== MATERIAL TO PROCESS ==
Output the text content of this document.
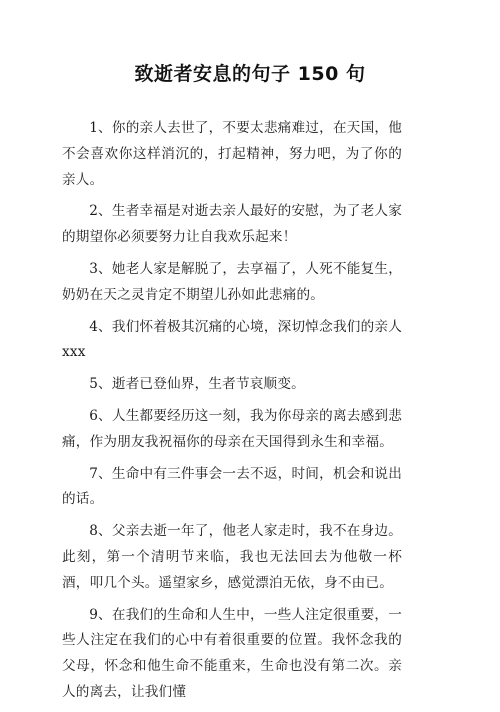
致逝者安息的句子 150 句

1、你的亲人去世了，不要太悲痛难过，在天国，他不会喜欢你这样消沉的，打起精神，努力吧，为了你的亲人。

2、生者幸福是对逝去亲人最好的安慰，为了老人家的期望你必须要努力让自我欢乐起来！

3、她老人家是解脱了，去享福了，人死不能复生，奶奶在天之灵肯定不期望儿孙如此悲痛的。

4、我们怀着极其沉痛的心境，深切悼念我们的亲人 xxx

5、逝者已登仙界，生者节哀顺变。

6、人生都要经历这一刻，我为你母亲的离去感到悲痛，作为朋友我祝福你的母亲在天国得到永生和幸福。

7、生命中有三件事会一去不返，时间，机会和说出的话。

8、父亲去逝一年了，他老人家走时，我不在身边。此刻，第一个清明节来临，我也无法回去为他敬一杯酒，叩几个头。遥望家乡，感觉漂泊无依，身不由已。

9、在我们的生命和人生中，一些人注定很重要，一些人注定在我们的心中有着很重要的位置。我怀念我的父母，怀念和他生命不能重来，生命也没有第二次。亲人的离去，让我们懂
===
▸ **WHAT YOU WILL DO**: Images must not appear in the copy; reproduce everything else in the records verbatim.

▸ **ANSWER BELOW**:
Output the text content of this document.
致逝者安息的句子 150 句

1、你的亲人去世了，不要太悲痛难过，在天国，他不会喜欢你这样消沉的，打起精神，努力吧，为了你的亲人。

2、生者幸福是对逝去亲人最好的安慰，为了老人家的期望你必须要努力让自我欢乐起来！

3、她老人家是解脱了，去享福了，人死不能复生，奶奶在天之灵肯定不期望儿孙如此悲痛的。

4、我们怀着极其沉痛的心境，深切悼念我们的亲人 xxx

5、逝者已登仙界，生者节哀顺变。

6、人生都要经历这一刻，我为你母亲的离去感到悲痛，作为朋友我祝福你的母亲在天国得到永生和幸福。

7、生命中有三件事会一去不返，时间，机会和说出的话。

8、父亲去逝一年了，他老人家走时，我不在身边。此刻，第一个清明节来临，我也无法回去为他敬一杯酒，叩几个头。遥望家乡，感觉漂泊无依，身不由已。

9、在我们的生命和人生中，一些人注定很重要，一些人注定在我们的心中有着很重要的位置。我怀念我的父母，怀念和他生命不能重来，生命也没有第二次。亲人的离去，让我们懂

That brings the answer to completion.